Collected data:
**********

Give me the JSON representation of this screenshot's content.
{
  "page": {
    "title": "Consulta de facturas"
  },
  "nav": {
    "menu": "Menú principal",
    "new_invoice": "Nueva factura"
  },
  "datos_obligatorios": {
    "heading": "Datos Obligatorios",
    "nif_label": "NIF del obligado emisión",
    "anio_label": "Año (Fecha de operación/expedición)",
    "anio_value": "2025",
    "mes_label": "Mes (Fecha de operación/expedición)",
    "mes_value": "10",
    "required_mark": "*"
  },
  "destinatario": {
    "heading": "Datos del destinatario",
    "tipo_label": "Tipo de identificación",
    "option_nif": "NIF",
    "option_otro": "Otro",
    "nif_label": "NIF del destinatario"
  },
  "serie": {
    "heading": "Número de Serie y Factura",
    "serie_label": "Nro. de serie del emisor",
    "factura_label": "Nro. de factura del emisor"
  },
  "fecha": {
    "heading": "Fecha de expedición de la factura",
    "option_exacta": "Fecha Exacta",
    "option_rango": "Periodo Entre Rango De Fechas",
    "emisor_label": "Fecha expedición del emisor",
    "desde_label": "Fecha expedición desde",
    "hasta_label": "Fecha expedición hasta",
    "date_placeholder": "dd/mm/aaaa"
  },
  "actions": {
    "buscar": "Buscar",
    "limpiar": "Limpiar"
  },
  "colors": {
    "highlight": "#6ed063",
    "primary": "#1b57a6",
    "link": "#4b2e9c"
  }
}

**********

Aim ::
Repeat all of the records above exactly as written.

Result for this exercise ::
Give me the JSON representation of this screenshot's content.
{
  "page": {
    "title": "Consulta de facturas"
  },
  "nav": {
    "menu": "Menú principal",
    "new_invoice": "Nueva factura"
  },
  "datos_obligatorios": {
    "heading": "Datos Obligatorios",
    "nif_label": "NIF del obligado emisión",
    "anio_label": "Año (Fecha de operación/expedición)",
    "anio_value": "2025",
    "mes_label": "Mes (Fecha de operación/expedición)",
    "mes_value": "10",
    "required_mark": "*"
  },
  "destinatario": {
    "heading": "Datos del destinatario",
    "tipo_label": "Tipo de identificación",
    "option_nif": "NIF",
    "option_otro": "Otro",
    "nif_label": "NIF del destinatario"
  },
  "serie": {
    "heading": "Número de Serie y Factura",
    "serie_label": "Nro. de serie del emisor",
    "factura_label": "Nro. de factura del emisor"
  },
  "fecha": {
    "heading": "Fecha de expedición de la factura",
    "option_exacta": "Fecha Exacta",
    "option_rango": "Periodo Entre Rango De Fechas",
    "emisor_label": "Fecha expedición del emisor",
    "desde_label": "Fecha expedición desde",
    "hasta_label": "Fecha expedición hasta",
    "date_placeholder": "dd/mm/aaaa"
  },
  "actions": {
    "buscar": "Buscar",
    "limpiar": "Limpiar"
  },
  "colors": {
    "highlight": "#6ed063",
    "primary": "#1b57a6",
    "link": "#4b2e9c"
  }
}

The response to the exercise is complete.